[Given data]
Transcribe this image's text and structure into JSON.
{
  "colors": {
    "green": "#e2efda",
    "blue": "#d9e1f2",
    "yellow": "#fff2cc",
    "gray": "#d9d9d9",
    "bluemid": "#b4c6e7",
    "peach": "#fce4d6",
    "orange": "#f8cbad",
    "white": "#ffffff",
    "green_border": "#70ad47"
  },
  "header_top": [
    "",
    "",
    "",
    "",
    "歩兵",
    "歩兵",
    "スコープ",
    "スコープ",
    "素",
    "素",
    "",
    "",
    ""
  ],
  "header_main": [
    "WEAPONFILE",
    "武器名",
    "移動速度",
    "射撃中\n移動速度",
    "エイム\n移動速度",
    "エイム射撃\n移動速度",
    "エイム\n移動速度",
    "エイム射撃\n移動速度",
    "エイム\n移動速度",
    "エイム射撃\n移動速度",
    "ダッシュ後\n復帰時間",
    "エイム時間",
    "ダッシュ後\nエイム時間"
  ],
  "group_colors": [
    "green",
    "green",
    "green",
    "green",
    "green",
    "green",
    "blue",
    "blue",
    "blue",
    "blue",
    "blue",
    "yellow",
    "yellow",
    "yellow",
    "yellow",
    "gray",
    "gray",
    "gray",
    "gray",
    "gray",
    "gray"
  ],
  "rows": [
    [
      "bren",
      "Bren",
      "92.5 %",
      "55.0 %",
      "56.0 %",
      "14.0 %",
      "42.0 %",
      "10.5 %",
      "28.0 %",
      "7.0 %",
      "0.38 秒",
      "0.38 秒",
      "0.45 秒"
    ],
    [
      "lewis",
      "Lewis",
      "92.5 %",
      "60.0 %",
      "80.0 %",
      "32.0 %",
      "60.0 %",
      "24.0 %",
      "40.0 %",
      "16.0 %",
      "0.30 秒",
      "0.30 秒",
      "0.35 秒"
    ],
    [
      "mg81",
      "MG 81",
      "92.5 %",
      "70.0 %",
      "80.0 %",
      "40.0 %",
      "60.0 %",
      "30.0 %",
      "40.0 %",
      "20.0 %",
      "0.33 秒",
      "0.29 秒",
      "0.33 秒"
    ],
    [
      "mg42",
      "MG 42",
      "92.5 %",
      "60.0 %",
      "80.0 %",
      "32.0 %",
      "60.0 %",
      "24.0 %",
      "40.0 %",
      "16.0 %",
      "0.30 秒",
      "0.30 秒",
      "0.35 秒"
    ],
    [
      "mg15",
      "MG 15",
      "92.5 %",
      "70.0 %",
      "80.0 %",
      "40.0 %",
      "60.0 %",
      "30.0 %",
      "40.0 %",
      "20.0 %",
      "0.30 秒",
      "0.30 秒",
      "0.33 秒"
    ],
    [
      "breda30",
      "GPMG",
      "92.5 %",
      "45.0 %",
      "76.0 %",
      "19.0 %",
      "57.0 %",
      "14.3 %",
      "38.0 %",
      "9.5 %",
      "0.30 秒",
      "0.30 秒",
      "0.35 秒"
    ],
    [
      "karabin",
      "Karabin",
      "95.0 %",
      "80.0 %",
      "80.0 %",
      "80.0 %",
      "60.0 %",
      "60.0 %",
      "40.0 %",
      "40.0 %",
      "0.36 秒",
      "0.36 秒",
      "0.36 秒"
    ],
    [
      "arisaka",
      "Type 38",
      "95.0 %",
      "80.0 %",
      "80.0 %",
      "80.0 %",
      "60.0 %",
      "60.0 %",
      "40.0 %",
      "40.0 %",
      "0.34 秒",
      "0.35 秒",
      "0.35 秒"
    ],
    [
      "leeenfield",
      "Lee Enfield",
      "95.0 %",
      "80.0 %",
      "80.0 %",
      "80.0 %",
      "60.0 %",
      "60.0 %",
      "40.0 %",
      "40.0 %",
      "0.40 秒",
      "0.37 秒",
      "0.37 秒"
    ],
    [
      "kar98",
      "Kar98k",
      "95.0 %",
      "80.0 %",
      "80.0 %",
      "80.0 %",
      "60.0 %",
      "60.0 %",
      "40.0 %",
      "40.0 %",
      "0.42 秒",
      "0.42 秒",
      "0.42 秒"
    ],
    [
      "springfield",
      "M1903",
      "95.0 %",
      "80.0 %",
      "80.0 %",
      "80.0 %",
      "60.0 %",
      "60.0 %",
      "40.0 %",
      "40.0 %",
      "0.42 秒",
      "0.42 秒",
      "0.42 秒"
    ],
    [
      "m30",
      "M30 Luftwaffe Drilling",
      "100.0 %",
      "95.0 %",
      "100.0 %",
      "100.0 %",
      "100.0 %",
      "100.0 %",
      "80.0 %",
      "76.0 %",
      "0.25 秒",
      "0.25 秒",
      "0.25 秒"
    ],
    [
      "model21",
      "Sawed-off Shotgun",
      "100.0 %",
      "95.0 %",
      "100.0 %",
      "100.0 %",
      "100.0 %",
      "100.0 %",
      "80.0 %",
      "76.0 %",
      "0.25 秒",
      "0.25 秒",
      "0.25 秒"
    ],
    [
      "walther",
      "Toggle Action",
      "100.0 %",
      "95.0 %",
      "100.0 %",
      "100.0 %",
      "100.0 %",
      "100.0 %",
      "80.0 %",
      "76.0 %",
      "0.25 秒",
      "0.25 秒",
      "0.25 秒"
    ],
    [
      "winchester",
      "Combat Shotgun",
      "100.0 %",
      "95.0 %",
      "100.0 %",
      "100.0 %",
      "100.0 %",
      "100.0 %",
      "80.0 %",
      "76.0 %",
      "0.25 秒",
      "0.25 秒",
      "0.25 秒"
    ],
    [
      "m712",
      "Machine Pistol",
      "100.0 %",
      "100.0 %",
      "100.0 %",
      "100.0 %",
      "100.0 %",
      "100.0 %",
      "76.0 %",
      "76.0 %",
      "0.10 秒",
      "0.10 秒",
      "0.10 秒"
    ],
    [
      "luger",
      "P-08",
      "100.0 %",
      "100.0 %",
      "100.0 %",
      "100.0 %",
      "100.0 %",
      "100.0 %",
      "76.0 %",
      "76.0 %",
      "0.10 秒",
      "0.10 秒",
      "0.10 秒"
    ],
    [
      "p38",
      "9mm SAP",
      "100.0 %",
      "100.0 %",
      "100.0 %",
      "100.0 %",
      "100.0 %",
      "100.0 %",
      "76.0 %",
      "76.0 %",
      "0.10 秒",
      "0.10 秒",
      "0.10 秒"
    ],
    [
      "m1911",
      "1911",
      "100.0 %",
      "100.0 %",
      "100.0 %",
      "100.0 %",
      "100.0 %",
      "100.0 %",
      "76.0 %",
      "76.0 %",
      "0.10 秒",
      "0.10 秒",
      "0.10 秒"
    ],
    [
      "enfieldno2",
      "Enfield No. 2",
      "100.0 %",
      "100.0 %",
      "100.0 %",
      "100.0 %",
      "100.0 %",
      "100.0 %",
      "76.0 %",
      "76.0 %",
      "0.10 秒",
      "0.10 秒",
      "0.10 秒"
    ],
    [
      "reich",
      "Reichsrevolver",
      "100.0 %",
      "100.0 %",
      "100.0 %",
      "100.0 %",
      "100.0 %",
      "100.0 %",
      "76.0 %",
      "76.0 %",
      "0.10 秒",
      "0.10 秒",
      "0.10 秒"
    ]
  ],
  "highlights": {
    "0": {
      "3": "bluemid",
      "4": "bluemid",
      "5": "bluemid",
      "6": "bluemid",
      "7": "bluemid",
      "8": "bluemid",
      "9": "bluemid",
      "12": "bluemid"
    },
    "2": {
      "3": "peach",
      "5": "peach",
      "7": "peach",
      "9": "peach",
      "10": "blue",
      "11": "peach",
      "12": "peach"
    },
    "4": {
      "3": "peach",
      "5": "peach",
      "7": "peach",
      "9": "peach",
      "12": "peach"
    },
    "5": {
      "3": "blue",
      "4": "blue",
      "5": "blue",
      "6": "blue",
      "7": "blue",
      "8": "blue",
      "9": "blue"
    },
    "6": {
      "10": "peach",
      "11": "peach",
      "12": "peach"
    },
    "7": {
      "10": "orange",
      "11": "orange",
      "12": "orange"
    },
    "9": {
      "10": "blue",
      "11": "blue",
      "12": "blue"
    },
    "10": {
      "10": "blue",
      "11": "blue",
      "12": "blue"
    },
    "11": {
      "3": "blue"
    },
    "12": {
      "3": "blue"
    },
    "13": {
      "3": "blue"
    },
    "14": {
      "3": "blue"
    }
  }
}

[Your goal] Gather up the lines containing the word "orange" from these records and copy them.

[Answer to the task]
    "orange": "#f8cbad",
      "10": "orange",
      "11": "orange",
      "12": "orange"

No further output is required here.